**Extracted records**
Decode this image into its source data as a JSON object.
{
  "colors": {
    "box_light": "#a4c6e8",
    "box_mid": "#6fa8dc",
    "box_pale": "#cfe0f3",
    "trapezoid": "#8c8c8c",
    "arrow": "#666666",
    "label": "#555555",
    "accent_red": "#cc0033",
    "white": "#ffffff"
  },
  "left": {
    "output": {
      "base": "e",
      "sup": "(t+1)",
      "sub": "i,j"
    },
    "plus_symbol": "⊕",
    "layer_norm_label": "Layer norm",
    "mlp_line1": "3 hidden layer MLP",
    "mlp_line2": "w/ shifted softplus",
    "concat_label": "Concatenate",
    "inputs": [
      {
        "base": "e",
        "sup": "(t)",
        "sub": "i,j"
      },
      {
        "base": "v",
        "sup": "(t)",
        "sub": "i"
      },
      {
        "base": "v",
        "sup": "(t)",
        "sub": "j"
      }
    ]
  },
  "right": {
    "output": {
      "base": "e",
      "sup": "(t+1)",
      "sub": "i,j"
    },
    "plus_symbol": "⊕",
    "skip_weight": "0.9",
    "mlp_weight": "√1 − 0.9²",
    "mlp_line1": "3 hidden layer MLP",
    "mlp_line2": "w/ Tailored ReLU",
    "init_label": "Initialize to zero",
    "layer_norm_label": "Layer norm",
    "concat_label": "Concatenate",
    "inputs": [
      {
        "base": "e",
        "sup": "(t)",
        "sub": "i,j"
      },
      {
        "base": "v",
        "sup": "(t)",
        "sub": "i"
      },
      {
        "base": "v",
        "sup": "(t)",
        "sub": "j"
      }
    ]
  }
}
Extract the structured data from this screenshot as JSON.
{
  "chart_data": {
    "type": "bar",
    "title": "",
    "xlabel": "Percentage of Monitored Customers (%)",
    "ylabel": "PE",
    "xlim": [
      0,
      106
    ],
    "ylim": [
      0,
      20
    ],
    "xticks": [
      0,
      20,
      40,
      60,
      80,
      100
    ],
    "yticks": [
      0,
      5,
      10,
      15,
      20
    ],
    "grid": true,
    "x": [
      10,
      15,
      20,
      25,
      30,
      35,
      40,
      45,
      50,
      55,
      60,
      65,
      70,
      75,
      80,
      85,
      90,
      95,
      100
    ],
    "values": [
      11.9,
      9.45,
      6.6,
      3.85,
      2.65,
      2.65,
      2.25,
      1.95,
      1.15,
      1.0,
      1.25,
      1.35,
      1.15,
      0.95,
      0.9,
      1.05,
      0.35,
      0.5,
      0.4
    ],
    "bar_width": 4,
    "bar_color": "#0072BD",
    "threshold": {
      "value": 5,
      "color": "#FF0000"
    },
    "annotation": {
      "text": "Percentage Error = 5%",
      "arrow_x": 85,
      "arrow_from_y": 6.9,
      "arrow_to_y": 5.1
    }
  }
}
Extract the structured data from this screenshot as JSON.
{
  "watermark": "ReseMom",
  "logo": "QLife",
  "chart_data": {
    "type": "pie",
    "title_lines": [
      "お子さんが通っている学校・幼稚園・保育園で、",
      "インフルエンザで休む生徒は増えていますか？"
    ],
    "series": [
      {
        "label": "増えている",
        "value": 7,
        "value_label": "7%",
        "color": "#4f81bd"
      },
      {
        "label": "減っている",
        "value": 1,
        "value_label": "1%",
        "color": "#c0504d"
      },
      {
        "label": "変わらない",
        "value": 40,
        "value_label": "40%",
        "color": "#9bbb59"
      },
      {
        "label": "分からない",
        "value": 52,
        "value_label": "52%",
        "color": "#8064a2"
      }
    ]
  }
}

**SET EXERCISE**
Each record above should be returned exactly as it appears.

**WRITTEN SOLUTION**
Decode this image into its source data as a JSON object.
{
  "colors": {
    "box_light": "#a4c6e8",
    "box_mid": "#6fa8dc",
    "box_pale": "#cfe0f3",
    "trapezoid": "#8c8c8c",
    "arrow": "#666666",
    "label": "#555555",
    "accent_red": "#cc0033",
    "white": "#ffffff"
  },
  "left": {
    "output": {
      "base": "e",
      "sup": "(t+1)",
      "sub": "i,j"
    },
    "plus_symbol": "⊕",
    "layer_norm_label": "Layer norm",
    "mlp_line1": "3 hidden layer MLP",
    "mlp_line2": "w/ shifted softplus",
    "concat_label": "Concatenate",
    "inputs": [
      {
        "base": "e",
        "sup": "(t)",
        "sub": "i,j"
      },
      {
        "base": "v",
        "sup": "(t)",
        "sub": "i"
      },
      {
        "base": "v",
        "sup": "(t)",
        "sub": "j"
      }
    ]
  },
  "right": {
    "output": {
      "base": "e",
      "sup": "(t+1)",
      "sub": "i,j"
    },
    "plus_symbol": "⊕",
    "skip_weight": "0.9",
    "mlp_weight": "√1 − 0.9²",
    "mlp_line1": "3 hidden layer MLP",
    "mlp_line2": "w/ Tailored ReLU",
    "init_label": "Initialize to zero",
    "layer_norm_label": "Layer norm",
    "concat_label": "Concatenate",
    "inputs": [
      {
        "base": "e",
        "sup": "(t)",
        "sub": "i,j"
      },
      {
        "base": "v",
        "sup": "(t)",
        "sub": "i"
      },
      {
        "base": "v",
        "sup": "(t)",
        "sub": "j"
      }
    ]
  }
}
Extract the structured data from this screenshot as JSON.
{
  "chart_data": {
    "type": "bar",
    "title": "",
    "xlabel": "Percentage of Monitored Customers (%)",
    "ylabel": "PE",
    "xlim": [
      0,
      106
    ],
    "ylim": [
      0,
      20
    ],
    "xticks": [
      0,
      20,
      40,
      60,
      80,
      100
    ],
    "yticks": [
      0,
      5,
      10,
      15,
      20
    ],
    "grid": true,
    "x": [
      10,
      15,
      20,
      25,
      30,
      35,
      40,
      45,
      50,
      55,
      60,
      65,
      70,
      75,
      80,
      85,
      90,
      95,
      100
    ],
    "values": [
      11.9,
      9.45,
      6.6,
      3.85,
      2.65,
      2.65,
      2.25,
      1.95,
      1.15,
      1.0,
      1.25,
      1.35,
      1.15,
      0.95,
      0.9,
      1.05,
      0.35,
      0.5,
      0.4
    ],
    "bar_width": 4,
    "bar_color": "#0072BD",
    "threshold": {
      "value": 5,
      "color": "#FF0000"
    },
    "annotation": {
      "text": "Percentage Error = 5%",
      "arrow_x": 85,
      "arrow_from_y": 6.9,
      "arrow_to_y": 5.1
    }
  }
}
Extract the structured data from this screenshot as JSON.
{
  "watermark": "ReseMom",
  "logo": "QLife",
  "chart_data": {
    "type": "pie",
    "title_lines": [
      "お子さんが通っている学校・幼稚園・保育園で、",
      "インフルエンザで休む生徒は増えていますか？"
    ],
    "series": [
      {
        "label": "増えている",
        "value": 7,
        "value_label": "7%",
        "color": "#4f81bd"
      },
      {
        "label": "減っている",
        "value": 1,
        "value_label": "1%",
        "color": "#c0504d"
      },
      {
        "label": "変わらない",
        "value": 40,
        "value_label": "40%",
        "color": "#9bbb59"
      },
      {
        "label": "分からない",
        "value": 52,
        "value_label": "52%",
        "color": "#8064a2"
      }
    ]
  }
}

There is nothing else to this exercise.